AIM OF THE TASK - Write out all of the lines below, exactly and completely.

----------

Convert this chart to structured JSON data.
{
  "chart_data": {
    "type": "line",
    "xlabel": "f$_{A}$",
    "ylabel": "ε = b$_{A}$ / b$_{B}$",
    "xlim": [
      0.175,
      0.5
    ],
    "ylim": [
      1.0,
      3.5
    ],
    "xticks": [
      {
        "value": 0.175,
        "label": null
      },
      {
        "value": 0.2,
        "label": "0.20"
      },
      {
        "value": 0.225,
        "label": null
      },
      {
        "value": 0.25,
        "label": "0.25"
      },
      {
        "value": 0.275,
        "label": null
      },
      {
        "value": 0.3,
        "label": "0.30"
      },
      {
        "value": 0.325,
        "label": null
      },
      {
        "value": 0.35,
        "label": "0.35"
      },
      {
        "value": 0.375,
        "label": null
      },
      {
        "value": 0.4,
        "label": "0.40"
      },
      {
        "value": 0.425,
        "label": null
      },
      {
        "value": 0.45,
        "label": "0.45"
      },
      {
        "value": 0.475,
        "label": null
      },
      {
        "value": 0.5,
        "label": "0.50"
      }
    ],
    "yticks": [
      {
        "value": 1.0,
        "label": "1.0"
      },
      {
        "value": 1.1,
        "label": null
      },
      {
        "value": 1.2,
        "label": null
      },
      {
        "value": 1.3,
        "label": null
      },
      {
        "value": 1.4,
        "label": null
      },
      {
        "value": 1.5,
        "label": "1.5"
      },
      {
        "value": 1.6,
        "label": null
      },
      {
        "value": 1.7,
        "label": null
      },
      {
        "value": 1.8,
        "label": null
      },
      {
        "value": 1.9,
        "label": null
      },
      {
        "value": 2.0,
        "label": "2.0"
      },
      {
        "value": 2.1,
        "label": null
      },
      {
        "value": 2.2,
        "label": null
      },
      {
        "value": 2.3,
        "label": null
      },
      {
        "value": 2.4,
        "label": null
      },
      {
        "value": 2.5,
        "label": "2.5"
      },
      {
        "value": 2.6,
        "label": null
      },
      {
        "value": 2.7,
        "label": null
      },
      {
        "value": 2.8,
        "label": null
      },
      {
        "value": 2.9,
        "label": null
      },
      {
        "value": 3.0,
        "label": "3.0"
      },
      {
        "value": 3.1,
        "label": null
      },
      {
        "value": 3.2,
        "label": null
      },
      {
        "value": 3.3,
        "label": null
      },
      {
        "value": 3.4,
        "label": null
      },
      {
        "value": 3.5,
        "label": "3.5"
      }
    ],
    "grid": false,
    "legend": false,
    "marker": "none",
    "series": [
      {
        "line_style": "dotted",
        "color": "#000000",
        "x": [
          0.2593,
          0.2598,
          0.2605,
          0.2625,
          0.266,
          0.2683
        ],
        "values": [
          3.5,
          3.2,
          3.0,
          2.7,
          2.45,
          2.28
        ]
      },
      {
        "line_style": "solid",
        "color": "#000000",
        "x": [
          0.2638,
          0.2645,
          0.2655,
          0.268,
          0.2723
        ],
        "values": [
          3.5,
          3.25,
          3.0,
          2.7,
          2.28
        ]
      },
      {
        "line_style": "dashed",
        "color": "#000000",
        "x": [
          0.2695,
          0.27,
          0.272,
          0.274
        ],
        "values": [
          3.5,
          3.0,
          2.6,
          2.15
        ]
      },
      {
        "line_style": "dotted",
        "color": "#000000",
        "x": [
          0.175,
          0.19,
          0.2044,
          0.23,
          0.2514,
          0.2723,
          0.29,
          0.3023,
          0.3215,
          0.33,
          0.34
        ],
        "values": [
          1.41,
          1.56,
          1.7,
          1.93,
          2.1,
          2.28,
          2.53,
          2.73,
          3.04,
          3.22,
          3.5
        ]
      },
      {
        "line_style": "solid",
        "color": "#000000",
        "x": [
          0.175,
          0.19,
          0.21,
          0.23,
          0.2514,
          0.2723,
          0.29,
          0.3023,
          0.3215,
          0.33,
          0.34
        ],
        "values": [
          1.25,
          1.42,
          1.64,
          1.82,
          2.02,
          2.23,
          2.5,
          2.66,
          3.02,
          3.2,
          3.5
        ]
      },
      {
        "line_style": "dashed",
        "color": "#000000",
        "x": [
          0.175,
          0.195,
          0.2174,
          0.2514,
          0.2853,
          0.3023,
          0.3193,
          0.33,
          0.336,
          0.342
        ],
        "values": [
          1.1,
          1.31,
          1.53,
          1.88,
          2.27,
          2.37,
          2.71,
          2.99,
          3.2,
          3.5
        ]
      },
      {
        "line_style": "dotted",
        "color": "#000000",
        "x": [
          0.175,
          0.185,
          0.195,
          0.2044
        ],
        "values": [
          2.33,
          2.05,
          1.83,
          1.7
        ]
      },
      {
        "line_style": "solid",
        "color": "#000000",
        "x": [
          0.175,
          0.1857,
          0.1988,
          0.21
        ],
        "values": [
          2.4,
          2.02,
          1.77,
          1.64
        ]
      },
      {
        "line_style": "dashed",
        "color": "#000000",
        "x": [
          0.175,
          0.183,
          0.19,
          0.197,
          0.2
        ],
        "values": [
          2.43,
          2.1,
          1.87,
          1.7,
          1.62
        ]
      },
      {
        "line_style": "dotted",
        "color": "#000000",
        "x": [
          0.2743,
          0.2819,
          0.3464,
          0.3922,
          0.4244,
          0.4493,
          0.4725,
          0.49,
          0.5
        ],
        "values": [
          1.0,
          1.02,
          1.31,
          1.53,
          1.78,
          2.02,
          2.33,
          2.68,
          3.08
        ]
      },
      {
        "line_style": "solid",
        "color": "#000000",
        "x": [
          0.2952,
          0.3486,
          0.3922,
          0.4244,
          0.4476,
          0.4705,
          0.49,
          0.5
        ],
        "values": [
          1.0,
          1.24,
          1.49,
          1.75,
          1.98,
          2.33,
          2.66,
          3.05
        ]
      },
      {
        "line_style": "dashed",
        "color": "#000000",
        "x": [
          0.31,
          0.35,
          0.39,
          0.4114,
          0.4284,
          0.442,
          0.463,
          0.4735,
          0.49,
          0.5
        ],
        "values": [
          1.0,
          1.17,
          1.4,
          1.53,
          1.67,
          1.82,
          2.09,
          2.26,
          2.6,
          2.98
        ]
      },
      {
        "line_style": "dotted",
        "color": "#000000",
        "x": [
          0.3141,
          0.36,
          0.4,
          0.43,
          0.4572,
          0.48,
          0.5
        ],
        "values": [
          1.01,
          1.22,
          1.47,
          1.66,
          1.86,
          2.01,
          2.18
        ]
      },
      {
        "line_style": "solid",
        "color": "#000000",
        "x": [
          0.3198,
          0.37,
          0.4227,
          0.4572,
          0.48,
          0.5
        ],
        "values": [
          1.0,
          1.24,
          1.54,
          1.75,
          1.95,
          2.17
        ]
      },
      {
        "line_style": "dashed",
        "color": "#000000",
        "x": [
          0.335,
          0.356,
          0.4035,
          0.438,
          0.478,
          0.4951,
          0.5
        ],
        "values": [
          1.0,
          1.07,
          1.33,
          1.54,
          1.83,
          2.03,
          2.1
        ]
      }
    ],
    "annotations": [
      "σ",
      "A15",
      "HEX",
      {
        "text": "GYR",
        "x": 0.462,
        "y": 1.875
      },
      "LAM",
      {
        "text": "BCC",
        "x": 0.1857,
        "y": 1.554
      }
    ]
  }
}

----------

SOLUTION FOR THIS TASK -
Convert this chart to structured JSON data.
{
  "chart_data": {
    "type": "line",
    "xlabel": "f$_{A}$",
    "ylabel": "ε = b$_{A}$ / b$_{B}$",
    "xlim": [
      0.175,
      0.5
    ],
    "ylim": [
      1.0,
      3.5
    ],
    "xticks": [
      {
        "value": 0.175,
        "label": null
      },
      {
        "value": 0.2,
        "label": "0.20"
      },
      {
        "value": 0.225,
        "label": null
      },
      {
        "value": 0.25,
        "label": "0.25"
      },
      {
        "value": 0.275,
        "label": null
      },
      {
        "value": 0.3,
        "label": "0.30"
      },
      {
        "value": 0.325,
        "label": null
      },
      {
        "value": 0.35,
        "label": "0.35"
      },
      {
        "value": 0.375,
        "label": null
      },
      {
        "value": 0.4,
        "label": "0.40"
      },
      {
        "value": 0.425,
        "label": null
      },
      {
        "value": 0.45,
        "label": "0.45"
      },
      {
        "value": 0.475,
        "label": null
      },
      {
        "value": 0.5,
        "label": "0.50"
      }
    ],
    "yticks": [
      {
        "value": 1.0,
        "label": "1.0"
      },
      {
        "value": 1.1,
        "label": null
      },
      {
        "value": 1.2,
        "label": null
      },
      {
        "value": 1.3,
        "label": null
      },
      {
        "value": 1.4,
        "label": null
      },
      {
        "value": 1.5,
        "label": "1.5"
      },
      {
        "value": 1.6,
        "label": null
      },
      {
        "value": 1.7,
        "label": null
      },
      {
        "value": 1.8,
        "label": null
      },
      {
        "value": 1.9,
        "label": null
      },
      {
        "value": 2.0,
        "label": "2.0"
      },
      {
        "value": 2.1,
        "label": null
      },
      {
        "value": 2.2,
        "label": null
      },
      {
        "value": 2.3,
        "label": null
      },
      {
        "value": 2.4,
        "label": null
      },
      {
        "value": 2.5,
        "label": "2.5"
      },
      {
        "value": 2.6,
        "label": null
      },
      {
        "value": 2.7,
        "label": null
      },
      {
        "value": 2.8,
        "label": null
      },
      {
        "value": 2.9,
        "label": null
      },
      {
        "value": 3.0,
        "label": "3.0"
      },
      {
        "value": 3.1,
        "label": null
      },
      {
        "value": 3.2,
        "label": null
      },
      {
        "value": 3.3,
        "label": null
      },
      {
        "value": 3.4,
        "label": null
      },
      {
        "value": 3.5,
        "label": "3.5"
      }
    ],
    "grid": false,
    "legend": false,
    "marker": "none",
    "series": [
      {
        "line_style": "dotted",
        "color": "#000000",
        "x": [
          0.2593,
          0.2598,
          0.2605,
          0.2625,
          0.266,
          0.2683
        ],
        "values": [
          3.5,
          3.2,
          3.0,
          2.7,
          2.45,
          2.28
        ]
      },
      {
        "line_style": "solid",
        "color": "#000000",
        "x": [
          0.2638,
          0.2645,
          0.2655,
          0.268,
          0.2723
        ],
        "values": [
          3.5,
          3.25,
          3.0,
          2.7,
          2.28
        ]
      },
      {
        "line_style": "dashed",
        "color": "#000000",
        "x": [
          0.2695,
          0.27,
          0.272,
          0.274
        ],
        "values": [
          3.5,
          3.0,
          2.6,
          2.15
        ]
      },
      {
        "line_style": "dotted",
        "color": "#000000",
        "x": [
          0.175,
          0.19,
          0.2044,
          0.23,
          0.2514,
          0.2723,
          0.29,
          0.3023,
          0.3215,
          0.33,
          0.34
        ],
        "values": [
          1.41,
          1.56,
          1.7,
          1.93,
          2.1,
          2.28,
          2.53,
          2.73,
          3.04,
          3.22,
          3.5
        ]
      },
      {
        "line_style": "solid",
        "color": "#000000",
        "x": [
          0.175,
          0.19,
          0.21,
          0.23,
          0.2514,
          0.2723,
          0.29,
          0.3023,
          0.3215,
          0.33,
          0.34
        ],
        "values": [
          1.25,
          1.42,
          1.64,
          1.82,
          2.02,
          2.23,
          2.5,
          2.66,
          3.02,
          3.2,
          3.5
        ]
      },
      {
        "line_style": "dashed",
        "color": "#000000",
        "x": [
          0.175,
          0.195,
          0.2174,
          0.2514,
          0.2853,
          0.3023,
          0.3193,
          0.33,
          0.336,
          0.342
        ],
        "values": [
          1.1,
          1.31,
          1.53,
          1.88,
          2.27,
          2.37,
          2.71,
          2.99,
          3.2,
          3.5
        ]
      },
      {
        "line_style": "dotted",
        "color": "#000000",
        "x": [
          0.175,
          0.185,
          0.195,
          0.2044
        ],
        "values": [
          2.33,
          2.05,
          1.83,
          1.7
        ]
      },
      {
        "line_style": "solid",
        "color": "#000000",
        "x": [
          0.175,
          0.1857,
          0.1988,
          0.21
        ],
        "values": [
          2.4,
          2.02,
          1.77,
          1.64
        ]
      },
      {
        "line_style": "dashed",
        "color": "#000000",
        "x": [
          0.175,
          0.183,
          0.19,
          0.197,
          0.2
        ],
        "values": [
          2.43,
          2.1,
          1.87,
          1.7,
          1.62
        ]
      },
      {
        "line_style": "dotted",
        "color": "#000000",
        "x": [
          0.2743,
          0.2819,
          0.3464,
          0.3922,
          0.4244,
          0.4493,
          0.4725,
          0.49,
          0.5
        ],
        "values": [
          1.0,
          1.02,
          1.31,
          1.53,
          1.78,
          2.02,
          2.33,
          2.68,
          3.08
        ]
      },
      {
        "line_style": "solid",
        "color": "#000000",
        "x": [
          0.2952,
          0.3486,
          0.3922,
          0.4244,
          0.4476,
          0.4705,
          0.49,
          0.5
        ],
        "values": [
          1.0,
          1.24,
          1.49,
          1.75,
          1.98,
          2.33,
          2.66,
          3.05
        ]
      },
      {
        "line_style": "dashed",
        "color": "#000000",
        "x": [
          0.31,
          0.35,
          0.39,
          0.4114,
          0.4284,
          0.442,
          0.463,
          0.4735,
          0.49,
          0.5
        ],
        "values": [
          1.0,
          1.17,
          1.4,
          1.53,
          1.67,
          1.82,
          2.09,
          2.26,
          2.6,
          2.98
        ]
      },
      {
        "line_style": "dotted",
        "color": "#000000",
        "x": [
          0.3141,
          0.36,
          0.4,
          0.43,
          0.4572,
          0.48,
          0.5
        ],
        "values": [
          1.01,
          1.22,
          1.47,
          1.66,
          1.86,
          2.01,
          2.18
        ]
      },
      {
        "line_style": "solid",
        "color": "#000000",
        "x": [
          0.3198,
          0.37,
          0.4227,
          0.4572,
          0.48,
          0.5
        ],
        "values": [
          1.0,
          1.24,
          1.54,
          1.75,
          1.95,
          2.17
        ]
      },
      {
        "line_style": "dashed",
        "color": "#000000",
        "x": [
          0.335,
          0.356,
          0.4035,
          0.438,
          0.478,
          0.4951,
          0.5
        ],
        "values": [
          1.0,
          1.07,
          1.33,
          1.54,
          1.83,
          2.03,
          2.1
        ]
      }
    ],
    "annotations": [
      "σ",
      "A15",
      "HEX",
      {
        "text": "GYR",
        "x": 0.462,
        "y": 1.875
      },
      "LAM",
      {
        "text": "BCC",
        "x": 0.1857,
        "y": 1.554
      }
    ]
  }
}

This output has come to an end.